>> START ROWS
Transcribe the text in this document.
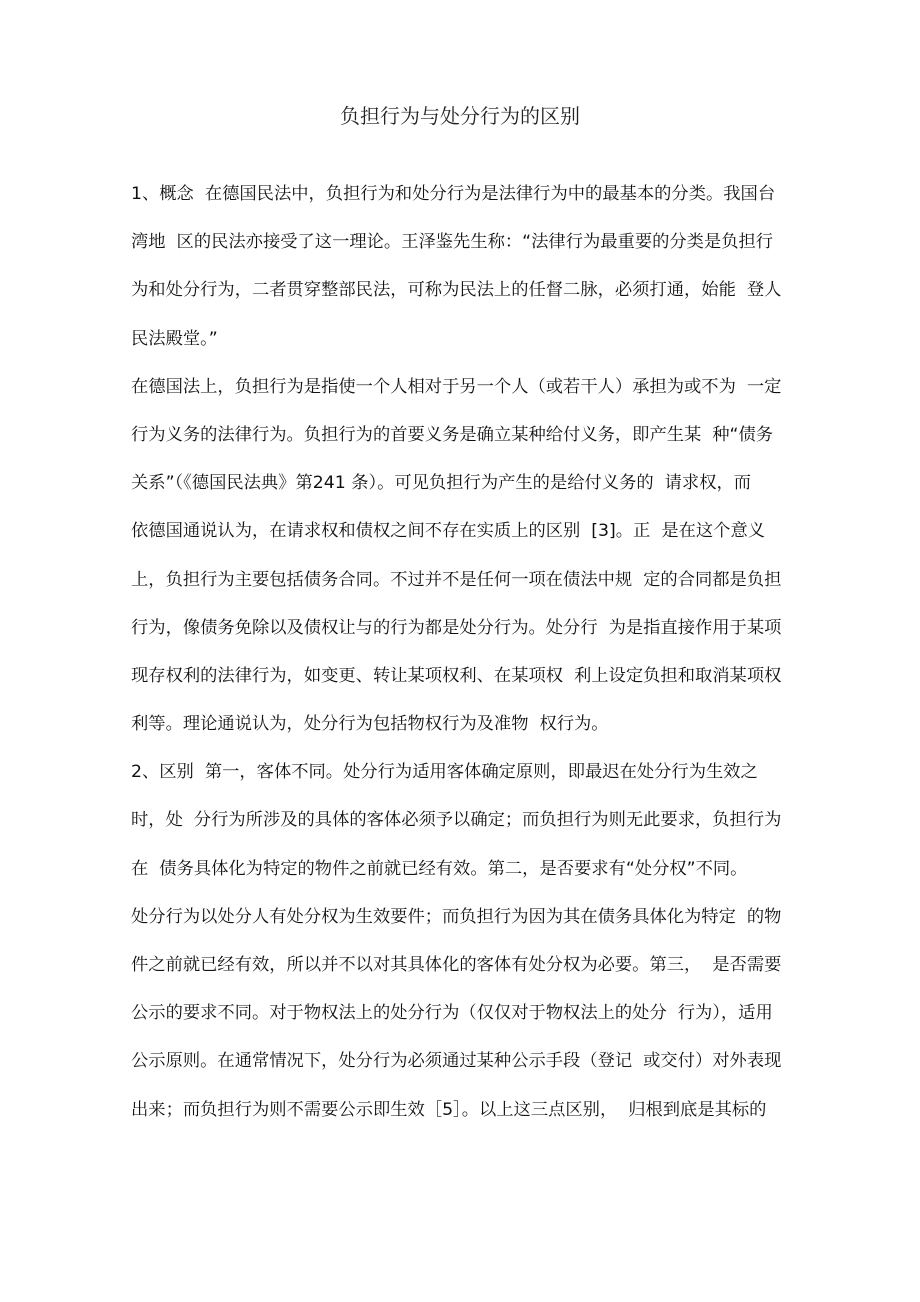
负担行为与处分行为的区别
1、概念  在德国民法中，负担行为和处分行为是法律行为中的最基本的分类。我国台
湾地  区的民法亦接受了这一理论。王泽鉴先生称：“法律行为最重要的分类是负担行
为和处分行为，二者贯穿整部民法，可称为民法上的任督二脉，必须打通，始能  登人
民法殿堂。”
在德国法上，负担行为是指使一个人相对于另一个人（或若干人）承担为或不为  一定
行为义务的法律行为。负担行为的首要义务是确立某种给付义务，即产生某  种“债务
关系”（《德国民法典》第241 条）。可见负担行为产生的是给付义务的  请求权，而
依德国通说认为，在请求权和债权之间不存在实质上的区别  [3]。正  是在这个意义
上，负担行为主要包括债务合同。不过并不是任何一项在债法中规  定的合同都是负担
行为，像债务免除以及债权让与的行为都是处分行为。处分行  为是指直接作用于某项
现存权利的法律行为，如变更、转让某项权利、在某项权  利上设定负担和取消某项权
利等。理论通说认为，处分行为包括物权行为及准物  权行为。
2、区别  第一，客体不同。处分行为适用客体确定原则，即最迟在处分行为生效之
时，处  分行为所涉及的具体的客体必须予以确定；而负担行为则无此要求，负担行为
在  债务具体化为特定的物件之前就已经有效。第二，是否要求有“处分权”不同。
处分行为以处分人有处分权为生效要件；而负担行为因为其在债务具体化为特定  的物
件之前就已经有效，所以并不以对其具体化的客体有处分权为必要。第三，  是否需要
公示的要求不同。对于物权法上的处分行为（仅仅对于物权法上的处分  行为），适用
公示原则。在通常情况下，处分行为必须通过某种公示手段（登记  或交付）对外表现
出来；而负担行为则不需要公示即生效［5］。以上这三点区别，  归根到底是其标的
>> END ROWS
### DIRECTIONS FOR THIS TASK:
The entries above are to be returned exactly, without their pictures.

### TASK RESPONSE:
Transcribe the text in this document.
负担行为与处分行为的区别
1、概念  在德国民法中，负担行为和处分行为是法律行为中的最基本的分类。我国台
湾地  区的民法亦接受了这一理论。王泽鉴先生称：“法律行为最重要的分类是负担行
为和处分行为，二者贯穿整部民法，可称为民法上的任督二脉，必须打通，始能  登人
民法殿堂。”
在德国法上，负担行为是指使一个人相对于另一个人（或若干人）承担为或不为  一定
行为义务的法律行为。负担行为的首要义务是确立某种给付义务，即产生某  种“债务
关系”（《德国民法典》第241 条）。可见负担行为产生的是给付义务的  请求权，而
依德国通说认为，在请求权和债权之间不存在实质上的区别  [3]。正  是在这个意义
上，负担行为主要包括债务合同。不过并不是任何一项在债法中规  定的合同都是负担
行为，像债务免除以及债权让与的行为都是处分行为。处分行  为是指直接作用于某项
现存权利的法律行为，如变更、转让某项权利、在某项权  利上设定负担和取消某项权
利等。理论通说认为，处分行为包括物权行为及准物  权行为。
2、区别  第一，客体不同。处分行为适用客体确定原则，即最迟在处分行为生效之
时，处  分行为所涉及的具体的客体必须予以确定；而负担行为则无此要求，负担行为
在  债务具体化为特定的物件之前就已经有效。第二，是否要求有“处分权”不同。
处分行为以处分人有处分权为生效要件；而负担行为因为其在债务具体化为特定  的物
件之前就已经有效，所以并不以对其具体化的客体有处分权为必要。第三，  是否需要
公示的要求不同。对于物权法上的处分行为（仅仅对于物权法上的处分  行为），适用
公示原则。在通常情况下，处分行为必须通过某种公示手段（登记  或交付）对外表现
出来；而负担行为则不需要公示即生效［5］。以上这三点区别，  归根到底是其标的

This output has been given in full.